# [STATED PROBLEM]
Omit any picture, and return the remaining data exactly as written.

# [RECORDS FOR THIS TASK]
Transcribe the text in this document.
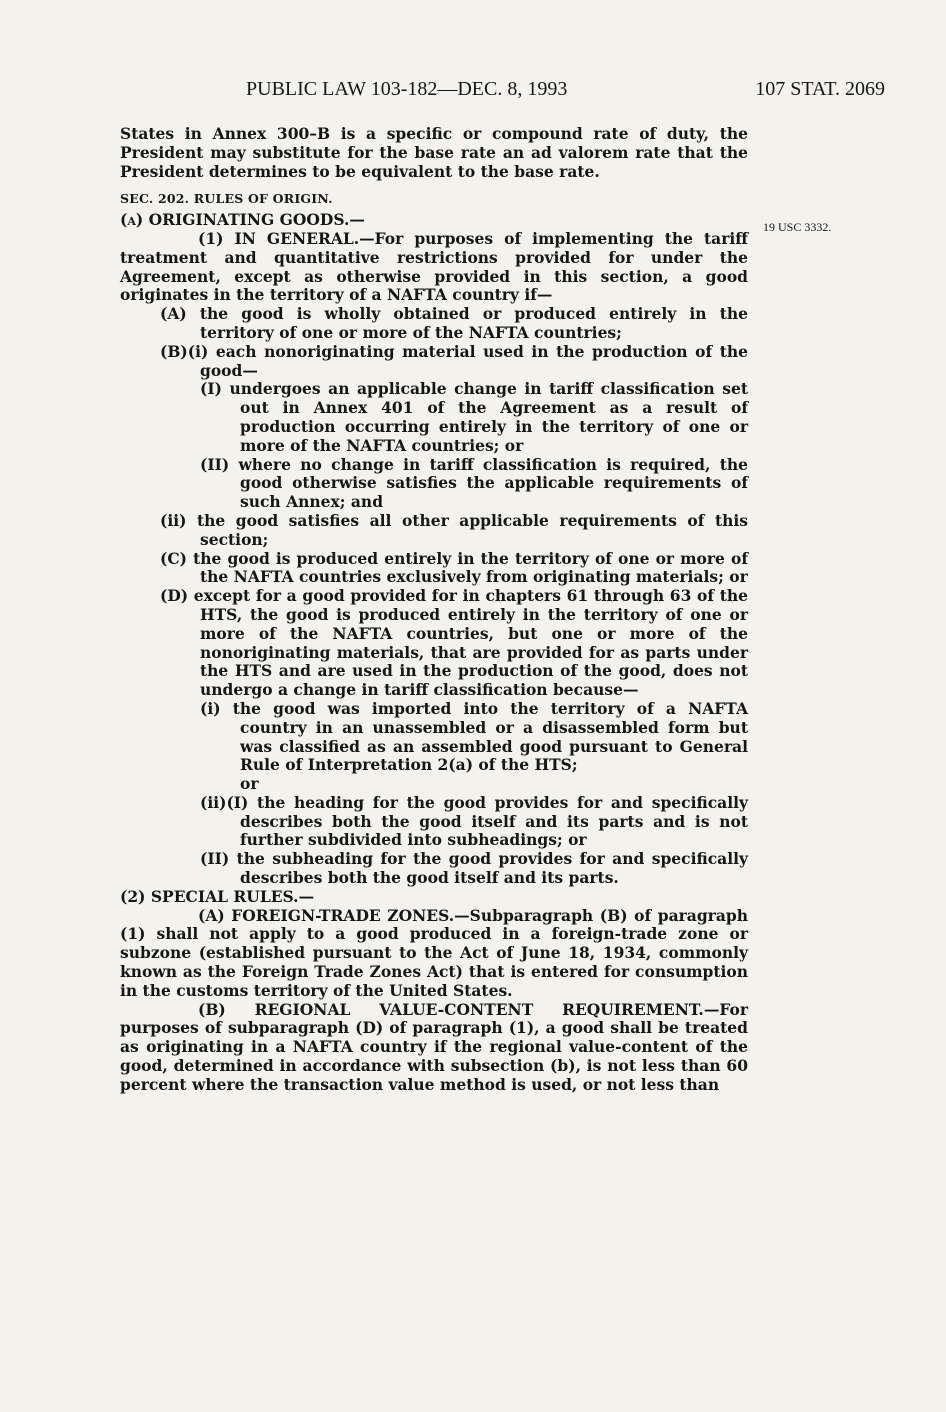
PUBLIC LAW 103-182—DEC. 8, 1993	107 STAT. 2069
19 USC 3332.

States in Annex 300–B is a specific or compound rate of duty, the President may substitute for the base rate an ad valorem rate that the President determines to be equivalent to the base rate.

SEC. 202. RULES OF ORIGIN.

(a) ORIGINATING GOODS.—

(1) IN GENERAL.—For purposes of implementing the tariff treatment and quantitative restrictions provided for under the Agreement, except as otherwise provided in this section, a good originates in the territory of a NAFTA country if—

(A) the good is wholly obtained or produced entirely in the territory of one or more of the NAFTA countries;

(B)(i) each nonoriginating material used in the production of the good—

(I) undergoes an applicable change in tariff classification set out in Annex 401 of the Agreement as a result of production occurring entirely in the territory of one or more of the NAFTA countries; or

(II) where no change in tariff classification is required, the good otherwise satisfies the applicable requirements of such Annex; and

(ii) the good satisfies all other applicable requirements of this section;

(C) the good is produced entirely in the territory of one or more of the NAFTA countries exclusively from originating materials; or

(D) except for a good provided for in chapters 61 through 63 of the HTS, the good is produced entirely in the territory of one or more of the NAFTA countries, but one or more of the nonoriginating materials, that are provided for as parts under the HTS and are used in the production of the good, does not undergo a change in tariff classification because—

(i) the good was imported into the territory of a NAFTA country in an unassembled or a disassembled form but was classified as an assembled good pursuant to General Rule of Interpretation 2(a) of the HTS;

or

(ii)(I) the heading for the good provides for and specifically describes both the good itself and its parts and is not further subdivided into subheadings; or

(II) the subheading for the good provides for and specifically describes both the good itself and its parts.

(2) SPECIAL RULES.—

(A) FOREIGN-TRADE ZONES.—Subparagraph (B) of paragraph (1) shall not apply to a good produced in a foreign-trade zone or subzone (established pursuant to the Act of June 18, 1934, commonly known as the Foreign Trade Zones Act) that is entered for consumption in the customs territory of the United States.

(B) REGIONAL VALUE-CONTENT REQUIREMENT.—For purposes of subparagraph (D) of paragraph (1), a good shall be treated as originating in a NAFTA country if the regional value-content of the good, determined in accordance with subsection (b), is not less than 60 percent where the transaction value method is used, or not less than
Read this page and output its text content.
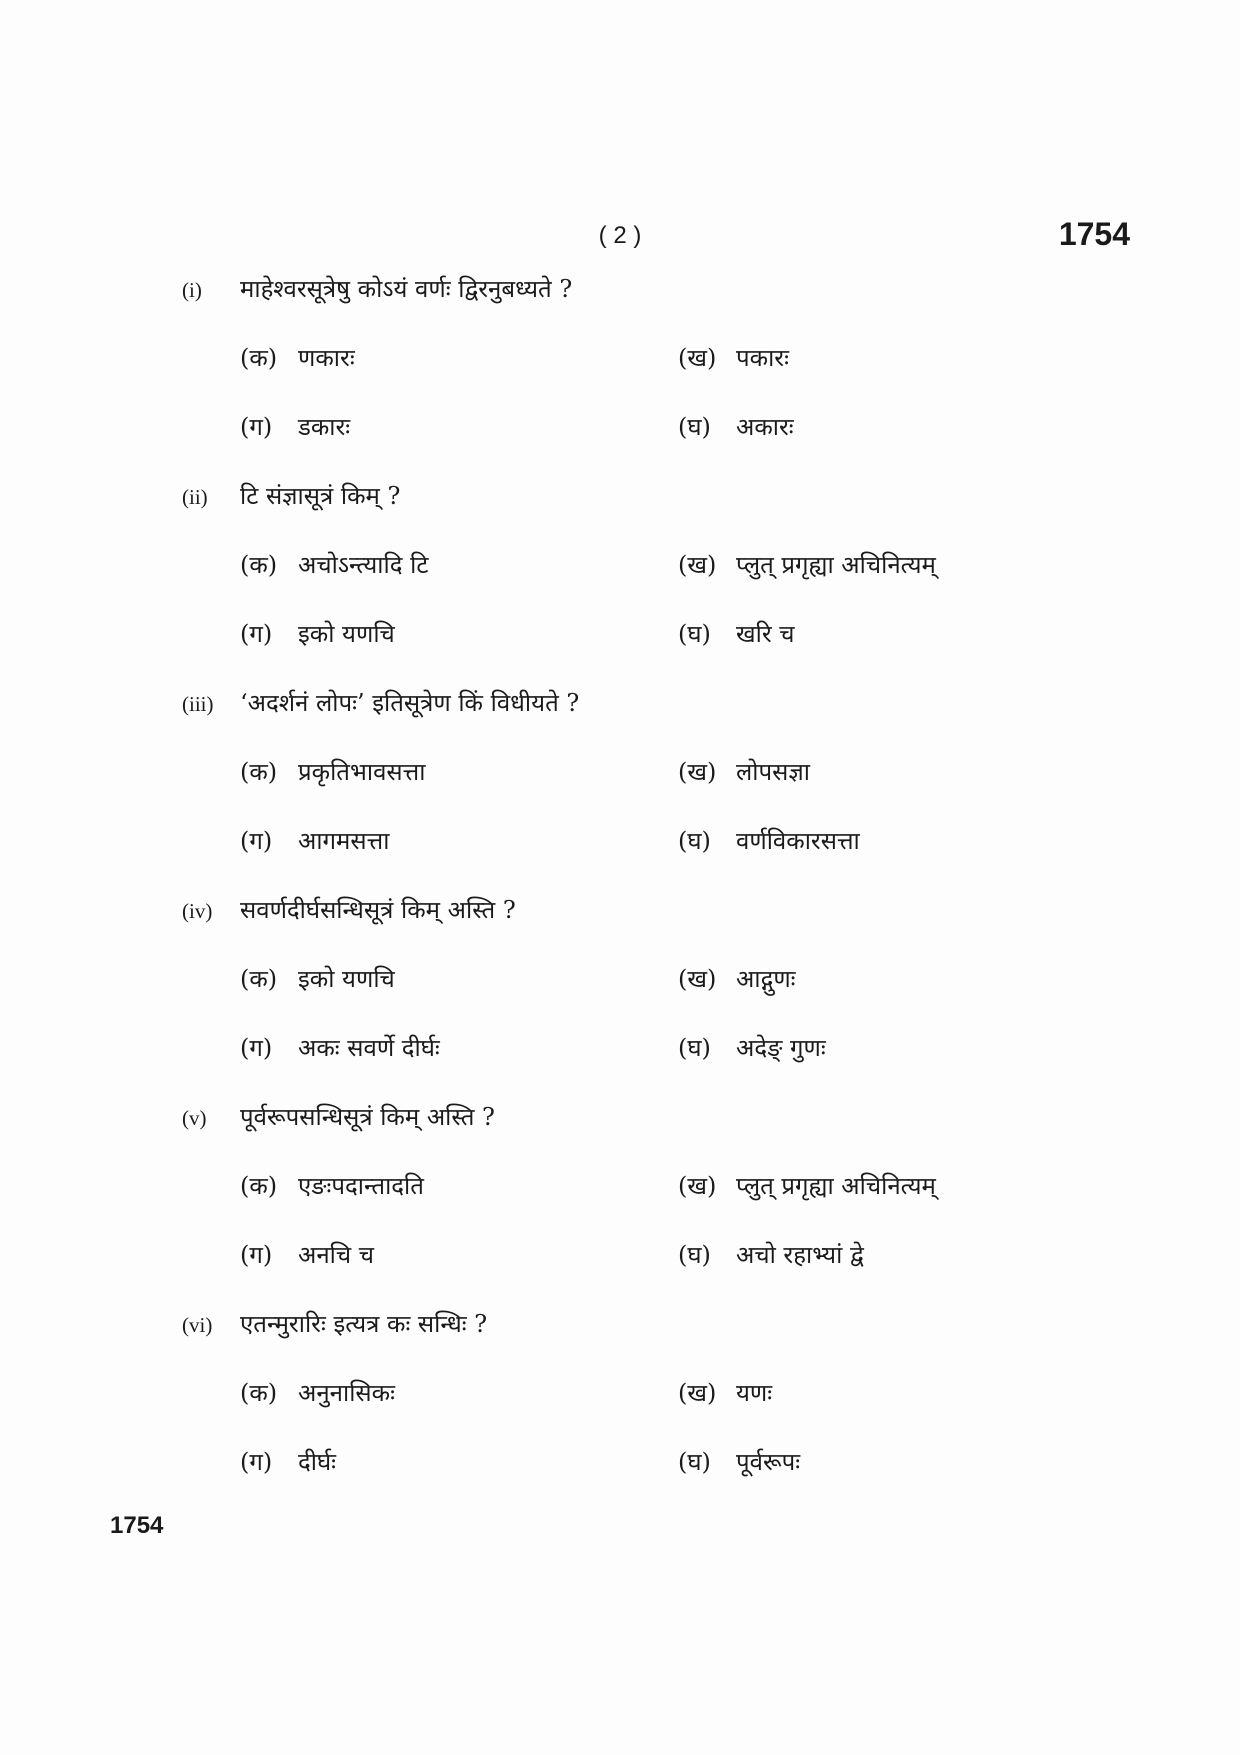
( 2 )	1754
(i)	माहेश्वरसूत्रेषु कोऽयं वर्णः द्विरनुबध्यते ?
(क) णकारः	(ख) पकारः
(ग)	डकारः	(घ)	अकारः
(ii)	टि संज्ञासूत्रं किम् ?
(क) अचोऽन्त्यादि टि	(ख) प्लुत् प्रगृह्या अचिनित्यम्
(ग)	इको यणचि	(घ)	खरि च
(iii)	‘अदर्शनं लोपः’ इतिसूत्रेण किं विधीयते ?
(क) प्रकृतिभावसत्ता	(ख) लोपसज्ञा
(ग)	आगमसत्ता	(घ)	वर्णविकारसत्ता
(iv)	सवर्णदीर्घसन्धिसूत्रं किम् अस्ति ?
(क) इको यणचि	(ख) आद्गुणः
(ग)	अकः सवर्णे दीर्घः	(घ)	अदेङ् गुणः
(v)	पूर्वरूपसन्धिसूत्रं किम् अस्ति ?
(क) एङःपदान्तादति	(ख) प्लुत् प्रगृह्या अचिनित्यम्
(ग)	अनचि च	(घ)	अचो रहाभ्यां द्वे
(vi)	एतन्मुरारिः इत्यत्र कः सन्धिः ?
(क) अनुनासिकः	(ख) यणः
(ग)	दीर्घः	(घ)	पूर्वरूपः
1754
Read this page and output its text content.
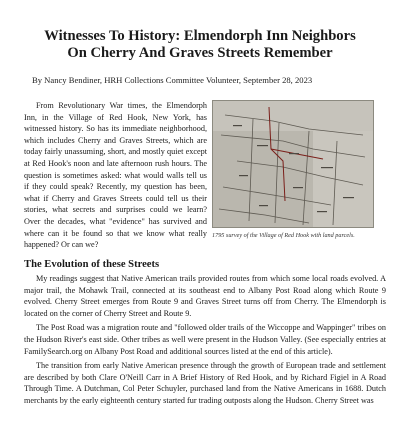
Witnesses To History: Elmendorph Inn Neighbors
On Cherry And Graves Streets Remember
By Nancy Bendiner, HRH Collections Committee Volunteer, September 28, 2023

From Revolutionary War times, the Elmendorph Inn, in the Village of Red Hook, New York, has witnessed history. So has its immediate neighborhood, which includes Cherry and Graves Streets, which are today fairly unassuming, short, and mostly quiet except at Red Hook's noon and late afternoon rush hours. The question is sometimes asked: what would walls tell us if they could speak? Recently, my question has been, what if Cherry and Graves Streets could tell us their stories, what secrets and surprises could we learn? Over the decades, what "evidence" has survived and where can it be found so that we know what really happened? Or can we?

1795 survey of the Village of Red Hook with land parcels.
The Evolution of these Streets

My readings suggest that Native American trails provided routes from which some local roads evolved. A major trail, the Mohawk Trail, connected at its southeast end to Albany Post Road along which Route 9 evolved. Cherry Street emerges from Route 9 and Graves Street turns off from Cherry. The Elmendorph is located on the corner of Cherry Street and Route 9.

The Post Road was a migration route and "followed older trails of the Wiccoppe and Wappinger" tribes on the Hudson River's east side. Other tribes as well were present in the Hudson Valley. (See especially entries at FamilySearch.org on Albany Post Road and additional sources listed at the end of this article).

The transition from early Native American presence through the growth of European trade and settlement are described by both Clare O'Neill Carr in A Brief History of Red Hook, and by Richard Figiel in A Road Through Time. A Dutchman, Col Peter Schuyler, purchased land from the Native Americans in 1688. Dutch merchants by the early eighteenth century started fur trading outposts along the Hudson. Cherry Street was
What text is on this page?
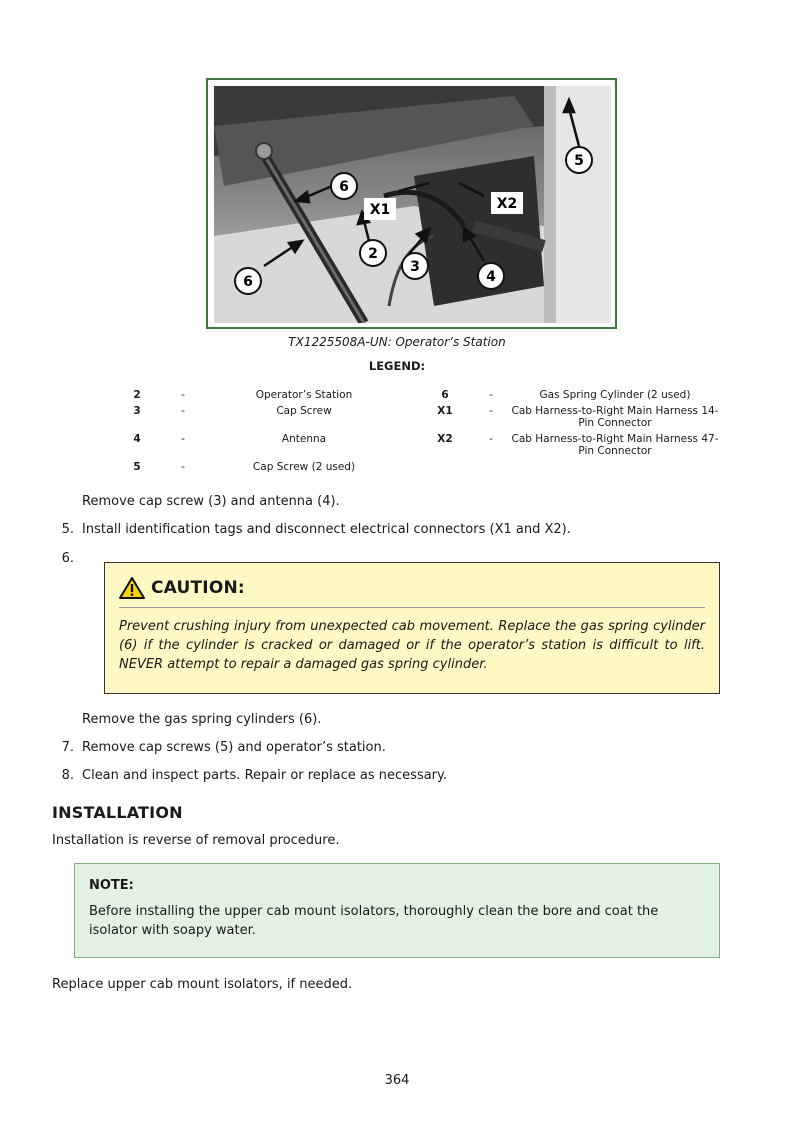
5
6
X1	X2
2
3
4
6
TX1225508A-UN: Operator’s Station
LEGEND:
2	-	Operator’s Station
3	-	Cap Screw
4	-	Antenna
5	-	Cap Screw (2 used)
6	-	Gas Spring Cylinder (2 used)
X1	-	Cab Harness-to-Right Main Harness 14-
Pin Connector
X2	-	Cab Harness-to-Right Main Harness 47-
Pin Connector
Remove cap screw (3) and antenna (4).
5. Install identification tags and disconnect electrical connectors (X1 and X2).
6.
CAUTION:
Prevent crushing injury from unexpected cab movement. Replace the gas spring cylinder (6) if the cylinder is cracked or damaged or if the operator’s station is difficult to lift. NEVER attempt to repair a damaged gas spring cylinder.
Remove the gas spring cylinders (6).
7. Remove cap screws (5) and operator’s station.
8. Clean and inspect parts. Repair or replace as necessary.
INSTALLATION
Installation is reverse of removal procedure.
NOTE:
Before installing the upper cab mount isolators, thoroughly clean the bore and coat the isolator with soapy water.
Replace upper cab mount isolators, if needed.
364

# [RESPONSE TO THIS TASK]
Transcribe the text in this document.
PUBLIC LAW 103-182—DEC. 8, 1993	107 STAT. 2069
19 USC 3332.

States in Annex 300–B is a specific or compound rate of duty, the President may substitute for the base rate an ad valorem rate that the President determines to be equivalent to the base rate.

SEC. 202. RULES OF ORIGIN.

(a) ORIGINATING GOODS.—

(1) IN GENERAL.—For purposes of implementing the tariff treatment and quantitative restrictions provided for under the Agreement, except as otherwise provided in this section, a good originates in the territory of a NAFTA country if—

(A) the good is wholly obtained or produced entirely in the territory of one or more of the NAFTA countries;

(B)(i) each nonoriginating material used in the production of the good—

(I) undergoes an applicable change in tariff classification set out in Annex 401 of the Agreement as a result of production occurring entirely in the territory of one or more of the NAFTA countries; or

(II) where no change in tariff classification is required, the good otherwise satisfies the applicable requirements of such Annex; and

(ii) the good satisfies all other applicable requirements of this section;

(C) the good is produced entirely in the territory of one or more of the NAFTA countries exclusively from originating materials; or

(D) except for a good provided for in chapters 61 through 63 of the HTS, the good is produced entirely in the territory of one or more of the NAFTA countries, but one or more of the nonoriginating materials, that are provided for as parts under the HTS and are used in the production of the good, does not undergo a change in tariff classification because—

(i) the good was imported into the territory of a NAFTA country in an unassembled or a disassembled form but was classified as an assembled good pursuant to General Rule of Interpretation 2(a) of the HTS;

or

(ii)(I) the heading for the good provides for and specifically describes both the good itself and its parts and is not further subdivided into subheadings; or

(II) the subheading for the good provides for and specifically describes both the good itself and its parts.

(2) SPECIAL RULES.—

(A) FOREIGN-TRADE ZONES.—Subparagraph (B) of paragraph (1) shall not apply to a good produced in a foreign-trade zone or subzone (established pursuant to the Act of June 18, 1934, commonly known as the Foreign Trade Zones Act) that is entered for consumption in the customs territory of the United States.

(B) REGIONAL VALUE-CONTENT REQUIREMENT.—For purposes of subparagraph (D) of paragraph (1), a good shall be treated as originating in a NAFTA country if the regional value-content of the good, determined in accordance with subsection (b), is not less than 60 percent where the transaction value method is used, or not less than
Read this page and output its text content.
( 2 )	1754
(i)	माहेश्वरसूत्रेषु कोऽयं वर्णः द्विरनुबध्यते ?
(क) णकारः	(ख) पकारः
(ग)	डकारः	(घ)	अकारः
(ii)	टि संज्ञासूत्रं किम् ?
(क) अचोऽन्त्यादि टि	(ख) प्लुत् प्रगृह्या अचिनित्यम्
(ग)	इको यणचि	(घ)	खरि च
(iii)	‘अदर्शनं लोपः’ इतिसूत्रेण किं विधीयते ?
(क) प्रकृतिभावसत्ता	(ख) लोपसज्ञा
(ग)	आगमसत्ता	(घ)	वर्णविकारसत्ता
(iv)	सवर्णदीर्घसन्धिसूत्रं किम् अस्ति ?
(क) इको यणचि	(ख) आद्गुणः
(ग)	अकः सवर्णे दीर्घः	(घ)	अदेङ् गुणः
(v)	पूर्वरूपसन्धिसूत्रं किम् अस्ति ?
(क) एङःपदान्तादति	(ख) प्लुत् प्रगृह्या अचिनित्यम्
(ग)	अनचि च	(घ)	अचो रहाभ्यां द्वे
(vi)	एतन्मुरारिः इत्यत्र कः सन्धिः ?
(क) अनुनासिकः	(ख) यणः
(ग)	दीर्घः	(घ)	पूर्वरूपः
1754
Read this page and output its text content.
Witnesses To History: Elmendorph Inn Neighbors
On Cherry And Graves Streets Remember
By Nancy Bendiner, HRH Collections Committee Volunteer, September 28, 2023

From Revolutionary War times, the Elmendorph Inn, in the Village of Red Hook, New York, has witnessed history. So has its immediate neighborhood, which includes Cherry and Graves Streets, which are today fairly unassuming, short, and mostly quiet except at Red Hook's noon and late afternoon rush hours. The question is sometimes asked: what would walls tell us if they could speak? Recently, my question has been, what if Cherry and Graves Streets could tell us their stories, what secrets and surprises could we learn? Over the decades, what "evidence" has survived and where can it be found so that we know what really happened? Or can we?

1795 survey of the Village of Red Hook with land parcels.
The Evolution of these Streets

My readings suggest that Native American trails provided routes from which some local roads evolved. A major trail, the Mohawk Trail, connected at its southeast end to Albany Post Road along which Route 9 evolved. Cherry Street emerges from Route 9 and Graves Street turns off from Cherry. The Elmendorph is located on the corner of Cherry Street and Route 9.

The Post Road was a migration route and "followed older trails of the Wiccoppe and Wappinger" tribes on the Hudson River's east side. Other tribes as well were present in the Hudson Valley. (See especially entries at FamilySearch.org on Albany Post Road and additional sources listed at the end of this article).

The transition from early Native American presence through the growth of European trade and settlement are described by both Clare O'Neill Carr in A Brief History of Red Hook, and by Richard Figiel in A Road Through Time. A Dutchman, Col Peter Schuyler, purchased land from the Native Americans in 1688. Dutch merchants by the early eighteenth century started fur trading outposts along the Hudson. Cherry Street was
What text is on this page?
5
6
X1	X2
2
3
4
6
TX1225508A-UN: Operator’s Station
LEGEND:
2	-	Operator’s Station
3	-	Cap Screw
4	-	Antenna
5	-	Cap Screw (2 used)
6	-	Gas Spring Cylinder (2 used)
X1	-	Cab Harness-to-Right Main Harness 14-
Pin Connector
X2	-	Cab Harness-to-Right Main Harness 47-
Pin Connector
Remove cap screw (3) and antenna (4).
5. Install identification tags and disconnect electrical connectors (X1 and X2).
6.
CAUTION:
Prevent crushing injury from unexpected cab movement. Replace the gas spring cylinder (6) if the cylinder is cracked or damaged or if the operator’s station is difficult to lift. NEVER attempt to repair a damaged gas spring cylinder.
Remove the gas spring cylinders (6).
7. Remove cap screws (5) and operator’s station.
8. Clean and inspect parts. Repair or replace as necessary.
INSTALLATION
Installation is reverse of removal procedure.
NOTE:
Before installing the upper cab mount isolators, thoroughly clean the bore and coat the isolator with soapy water.
Replace upper cab mount isolators, if needed.
364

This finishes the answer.